(WRITTEN PROBLEM)
From the entries below, count the lines with "this". Write only the count.

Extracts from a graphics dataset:
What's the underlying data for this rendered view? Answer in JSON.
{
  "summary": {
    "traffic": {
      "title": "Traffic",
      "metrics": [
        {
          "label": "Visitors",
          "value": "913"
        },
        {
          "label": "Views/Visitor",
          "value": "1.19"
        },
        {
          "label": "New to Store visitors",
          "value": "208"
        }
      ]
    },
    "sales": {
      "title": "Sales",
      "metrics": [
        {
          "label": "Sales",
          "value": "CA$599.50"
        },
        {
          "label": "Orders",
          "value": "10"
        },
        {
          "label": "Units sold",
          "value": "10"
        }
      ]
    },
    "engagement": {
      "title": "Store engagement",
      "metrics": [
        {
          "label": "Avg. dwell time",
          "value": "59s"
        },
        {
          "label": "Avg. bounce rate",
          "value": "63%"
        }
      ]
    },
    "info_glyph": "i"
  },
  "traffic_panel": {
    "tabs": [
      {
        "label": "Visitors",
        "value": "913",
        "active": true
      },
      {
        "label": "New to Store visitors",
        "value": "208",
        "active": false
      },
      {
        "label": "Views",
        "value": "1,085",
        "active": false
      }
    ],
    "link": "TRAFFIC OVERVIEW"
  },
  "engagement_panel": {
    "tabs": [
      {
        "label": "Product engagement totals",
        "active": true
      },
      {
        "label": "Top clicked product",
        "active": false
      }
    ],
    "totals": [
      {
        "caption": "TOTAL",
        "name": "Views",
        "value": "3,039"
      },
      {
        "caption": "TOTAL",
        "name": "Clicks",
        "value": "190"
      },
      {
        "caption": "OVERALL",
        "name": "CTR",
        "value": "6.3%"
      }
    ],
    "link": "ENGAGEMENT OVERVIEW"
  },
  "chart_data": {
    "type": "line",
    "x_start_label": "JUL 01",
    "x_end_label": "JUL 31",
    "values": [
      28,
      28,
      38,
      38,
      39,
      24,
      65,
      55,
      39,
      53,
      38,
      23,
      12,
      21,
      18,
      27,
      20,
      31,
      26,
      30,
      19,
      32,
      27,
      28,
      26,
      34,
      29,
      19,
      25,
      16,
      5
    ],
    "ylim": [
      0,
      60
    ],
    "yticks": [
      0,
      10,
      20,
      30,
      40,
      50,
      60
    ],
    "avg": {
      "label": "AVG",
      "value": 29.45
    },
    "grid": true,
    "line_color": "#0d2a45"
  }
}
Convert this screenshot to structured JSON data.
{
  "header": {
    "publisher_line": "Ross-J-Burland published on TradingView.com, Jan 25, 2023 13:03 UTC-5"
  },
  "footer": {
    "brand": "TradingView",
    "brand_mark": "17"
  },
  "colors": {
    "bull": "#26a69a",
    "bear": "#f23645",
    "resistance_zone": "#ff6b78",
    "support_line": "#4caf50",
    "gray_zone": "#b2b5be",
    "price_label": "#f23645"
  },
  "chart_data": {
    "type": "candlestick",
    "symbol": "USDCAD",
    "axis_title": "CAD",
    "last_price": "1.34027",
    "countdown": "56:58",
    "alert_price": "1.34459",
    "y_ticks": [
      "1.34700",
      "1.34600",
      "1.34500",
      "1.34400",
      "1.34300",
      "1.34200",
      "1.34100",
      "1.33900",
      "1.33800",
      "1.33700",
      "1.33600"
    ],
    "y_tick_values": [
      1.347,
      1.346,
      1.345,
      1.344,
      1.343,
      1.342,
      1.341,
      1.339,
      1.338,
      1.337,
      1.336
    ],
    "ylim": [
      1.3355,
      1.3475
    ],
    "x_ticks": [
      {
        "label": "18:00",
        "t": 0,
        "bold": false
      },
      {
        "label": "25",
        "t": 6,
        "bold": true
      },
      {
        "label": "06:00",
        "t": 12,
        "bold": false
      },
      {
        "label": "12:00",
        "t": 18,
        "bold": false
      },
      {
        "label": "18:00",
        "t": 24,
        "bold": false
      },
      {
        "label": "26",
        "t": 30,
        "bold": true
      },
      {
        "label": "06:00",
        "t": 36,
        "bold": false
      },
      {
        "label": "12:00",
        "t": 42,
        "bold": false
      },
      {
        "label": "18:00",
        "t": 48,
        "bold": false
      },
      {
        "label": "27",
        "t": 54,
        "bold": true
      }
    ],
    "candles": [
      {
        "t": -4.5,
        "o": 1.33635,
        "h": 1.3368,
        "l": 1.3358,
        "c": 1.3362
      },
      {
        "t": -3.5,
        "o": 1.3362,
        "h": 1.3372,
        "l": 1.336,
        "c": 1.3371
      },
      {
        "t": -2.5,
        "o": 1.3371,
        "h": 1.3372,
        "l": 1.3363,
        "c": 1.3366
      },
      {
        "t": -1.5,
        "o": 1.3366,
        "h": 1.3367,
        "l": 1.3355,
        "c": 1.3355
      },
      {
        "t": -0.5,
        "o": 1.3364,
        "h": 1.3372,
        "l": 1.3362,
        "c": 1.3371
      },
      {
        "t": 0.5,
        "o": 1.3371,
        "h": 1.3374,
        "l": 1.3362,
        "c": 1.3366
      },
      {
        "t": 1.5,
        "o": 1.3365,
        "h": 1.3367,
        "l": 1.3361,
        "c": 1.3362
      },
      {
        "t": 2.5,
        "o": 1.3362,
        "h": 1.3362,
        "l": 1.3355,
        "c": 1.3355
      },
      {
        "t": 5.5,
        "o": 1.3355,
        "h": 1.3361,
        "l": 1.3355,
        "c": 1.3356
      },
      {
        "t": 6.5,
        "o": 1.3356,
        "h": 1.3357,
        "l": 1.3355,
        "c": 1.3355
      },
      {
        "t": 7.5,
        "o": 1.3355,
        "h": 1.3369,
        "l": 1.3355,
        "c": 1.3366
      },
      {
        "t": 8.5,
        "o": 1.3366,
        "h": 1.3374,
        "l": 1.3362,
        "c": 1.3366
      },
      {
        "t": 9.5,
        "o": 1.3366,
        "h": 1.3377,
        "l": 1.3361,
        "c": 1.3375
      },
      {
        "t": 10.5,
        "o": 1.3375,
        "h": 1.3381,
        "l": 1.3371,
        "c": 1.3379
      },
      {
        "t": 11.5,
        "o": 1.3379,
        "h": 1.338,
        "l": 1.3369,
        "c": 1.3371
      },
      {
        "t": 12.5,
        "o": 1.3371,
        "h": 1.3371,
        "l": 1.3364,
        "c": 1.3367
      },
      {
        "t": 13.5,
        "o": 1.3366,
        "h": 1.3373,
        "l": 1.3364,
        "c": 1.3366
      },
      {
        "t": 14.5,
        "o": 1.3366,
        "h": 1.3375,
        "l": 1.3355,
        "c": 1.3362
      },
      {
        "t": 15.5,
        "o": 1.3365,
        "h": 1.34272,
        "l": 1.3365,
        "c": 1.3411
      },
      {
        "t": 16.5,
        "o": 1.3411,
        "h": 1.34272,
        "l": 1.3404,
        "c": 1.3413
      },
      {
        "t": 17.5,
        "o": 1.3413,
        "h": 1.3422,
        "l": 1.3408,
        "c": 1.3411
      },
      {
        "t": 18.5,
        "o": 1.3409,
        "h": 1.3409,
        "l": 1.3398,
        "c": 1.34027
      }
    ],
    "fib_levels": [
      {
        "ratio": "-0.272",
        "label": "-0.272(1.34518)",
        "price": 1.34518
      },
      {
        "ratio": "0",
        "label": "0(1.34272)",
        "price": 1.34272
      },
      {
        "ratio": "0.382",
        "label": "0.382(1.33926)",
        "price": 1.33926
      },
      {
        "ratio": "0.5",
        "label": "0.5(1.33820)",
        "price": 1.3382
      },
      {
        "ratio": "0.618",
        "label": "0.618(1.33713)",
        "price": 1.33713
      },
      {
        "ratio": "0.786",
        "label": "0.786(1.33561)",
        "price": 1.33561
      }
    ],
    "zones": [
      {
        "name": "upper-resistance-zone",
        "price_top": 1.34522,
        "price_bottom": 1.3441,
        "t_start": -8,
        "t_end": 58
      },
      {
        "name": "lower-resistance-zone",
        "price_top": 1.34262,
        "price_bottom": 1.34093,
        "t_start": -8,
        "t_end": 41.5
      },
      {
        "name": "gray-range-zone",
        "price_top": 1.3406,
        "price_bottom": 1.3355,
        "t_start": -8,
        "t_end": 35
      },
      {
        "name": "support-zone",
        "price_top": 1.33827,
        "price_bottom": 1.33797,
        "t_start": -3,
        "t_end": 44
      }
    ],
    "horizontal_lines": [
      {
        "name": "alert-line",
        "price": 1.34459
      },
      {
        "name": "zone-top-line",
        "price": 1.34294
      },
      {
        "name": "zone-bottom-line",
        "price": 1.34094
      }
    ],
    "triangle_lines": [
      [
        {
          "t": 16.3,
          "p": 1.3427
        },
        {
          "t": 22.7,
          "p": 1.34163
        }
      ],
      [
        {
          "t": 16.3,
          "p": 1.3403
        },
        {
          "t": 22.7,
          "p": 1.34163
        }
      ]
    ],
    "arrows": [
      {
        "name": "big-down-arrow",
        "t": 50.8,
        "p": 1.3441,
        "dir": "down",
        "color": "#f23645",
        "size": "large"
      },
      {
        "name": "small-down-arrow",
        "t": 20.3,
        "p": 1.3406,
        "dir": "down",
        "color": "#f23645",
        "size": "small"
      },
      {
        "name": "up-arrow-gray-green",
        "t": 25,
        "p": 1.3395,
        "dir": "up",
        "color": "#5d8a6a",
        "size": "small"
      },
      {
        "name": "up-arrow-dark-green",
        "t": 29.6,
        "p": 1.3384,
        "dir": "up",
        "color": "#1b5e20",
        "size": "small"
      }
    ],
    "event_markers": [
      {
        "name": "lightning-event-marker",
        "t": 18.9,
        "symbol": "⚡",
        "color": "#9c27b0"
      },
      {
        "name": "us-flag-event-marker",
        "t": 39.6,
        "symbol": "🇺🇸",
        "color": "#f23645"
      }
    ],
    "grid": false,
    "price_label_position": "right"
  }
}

(TASK RESULT)
2